WHAT YOU WILL DO: All of the material below is to be repeated exactly.
*** DATA SECTION ***
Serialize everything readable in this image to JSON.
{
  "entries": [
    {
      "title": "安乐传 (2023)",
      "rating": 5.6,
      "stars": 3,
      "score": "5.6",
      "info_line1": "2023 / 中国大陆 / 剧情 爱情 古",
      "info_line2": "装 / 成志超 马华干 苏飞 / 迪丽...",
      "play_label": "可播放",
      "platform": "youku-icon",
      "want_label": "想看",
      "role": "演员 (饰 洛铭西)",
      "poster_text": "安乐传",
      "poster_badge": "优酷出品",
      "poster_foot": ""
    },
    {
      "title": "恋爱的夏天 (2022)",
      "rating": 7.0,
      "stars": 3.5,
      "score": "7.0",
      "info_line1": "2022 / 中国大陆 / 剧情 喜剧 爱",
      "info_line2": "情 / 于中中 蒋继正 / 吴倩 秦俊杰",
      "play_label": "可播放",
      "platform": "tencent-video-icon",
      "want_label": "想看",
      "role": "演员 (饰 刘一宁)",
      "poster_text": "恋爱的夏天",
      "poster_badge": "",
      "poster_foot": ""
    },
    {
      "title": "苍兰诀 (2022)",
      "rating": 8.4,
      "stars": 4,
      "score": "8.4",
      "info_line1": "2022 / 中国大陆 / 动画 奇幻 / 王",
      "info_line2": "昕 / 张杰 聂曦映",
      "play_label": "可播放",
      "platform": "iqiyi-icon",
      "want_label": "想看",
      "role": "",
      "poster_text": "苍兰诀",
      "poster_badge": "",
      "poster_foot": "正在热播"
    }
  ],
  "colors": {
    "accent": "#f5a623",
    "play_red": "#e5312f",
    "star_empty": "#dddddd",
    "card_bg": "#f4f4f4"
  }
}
***
RESPONSE:
Serialize everything readable in this image to JSON.
{
  "entries": [
    {
      "title": "安乐传 (2023)",
      "rating": 5.6,
      "stars": 3,
      "score": "5.6",
      "info_line1": "2023 / 中国大陆 / 剧情 爱情 古",
      "info_line2": "装 / 成志超 马华干 苏飞 / 迪丽...",
      "play_label": "可播放",
      "platform": "youku-icon",
      "want_label": "想看",
      "role": "演员 (饰 洛铭西)",
      "poster_text": "安乐传",
      "poster_badge": "优酷出品",
      "poster_foot": ""
    },
    {
      "title": "恋爱的夏天 (2022)",
      "rating": 7.0,
      "stars": 3.5,
      "score": "7.0",
      "info_line1": "2022 / 中国大陆 / 剧情 喜剧 爱",
      "info_line2": "情 / 于中中 蒋继正 / 吴倩 秦俊杰",
      "play_label": "可播放",
      "platform": "tencent-video-icon",
      "want_label": "想看",
      "role": "演员 (饰 刘一宁)",
      "poster_text": "恋爱的夏天",
      "poster_badge": "",
      "poster_foot": ""
    },
    {
      "title": "苍兰诀 (2022)",
      "rating": 8.4,
      "stars": 4,
      "score": "8.4",
      "info_line1": "2022 / 中国大陆 / 动画 奇幻 / 王",
      "info_line2": "昕 / 张杰 聂曦映",
      "play_label": "可播放",
      "platform": "iqiyi-icon",
      "want_label": "想看",
      "role": "",
      "poster_text": "苍兰诀",
      "poster_badge": "",
      "poster_foot": "正在热播"
    }
  ],
  "colors": {
    "accent": "#f5a623",
    "play_red": "#e5312f",
    "star_empty": "#dddddd",
    "card_bg": "#f4f4f4"
  }
}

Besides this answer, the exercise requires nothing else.